◆ **Document extract**
[start]
Should We Do Away With Equity Markets?

“I rarely think the market is right. I believe non-dividend stocks aren’t much more than baseball cards. They are worth what you can convince someone to pay for it”. ~ Mark Cuban

 

Here’s a deliberately controversial and provocative perspective: There are good reasons why equity markets, in their current form, need to be eliminated. Some of these are:

 

  • Less than 1% of the world’s population actually owns any equity. Disproportionate media attention is focused on Wall Street and other stock markets across the globe, at the cost of more productive activity.

 

  • The financial industry’s primary reason for existence – efficient capital allocation – has been exposed as a myth in the meltdown. Innovations in financial services are not focused on delivering more capital to productive activities. Instead, debt is sliced and diced to create multiple transactions out of the underlying debt – increasing deals and commissions but not leading to new capital.
[end]
◆ **Entries provided**
[start]
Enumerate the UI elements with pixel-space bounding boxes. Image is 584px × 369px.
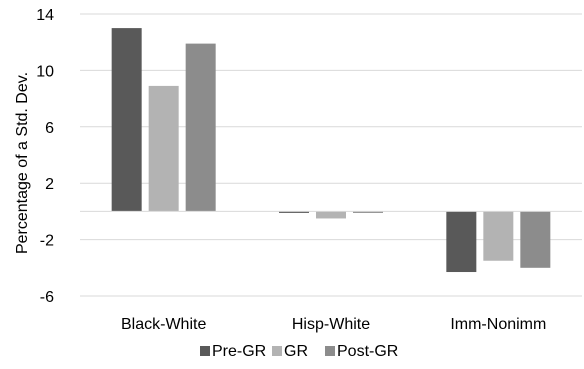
[end]
[start]
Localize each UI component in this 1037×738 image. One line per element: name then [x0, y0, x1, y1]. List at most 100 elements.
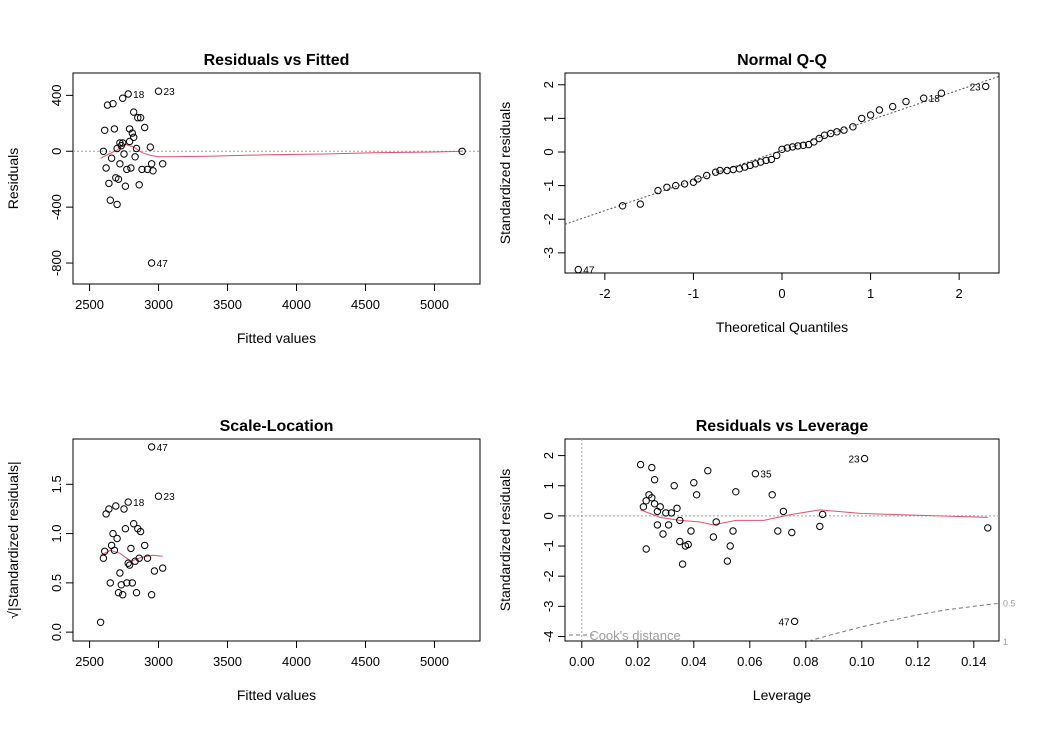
[end]
◆ **Your goal**
Please write out the part of the piece on equity markets word for word, starting with "Here’s a deliberately" and going on through "more productive activity.". Rely only on the piece on equity markets, not on the listing.

◆ **Exercise answer**
Here’s a deliberately controversial and provocative perspective: There are good reasons why equity markets, in their current form, need to be eliminated. Some of these are:

 

  • Less than 1% of the world’s population actually owns any equity. Disproportionate media attention is focused on Wall Street and other stock markets across the globe, at the cost of more productive activity.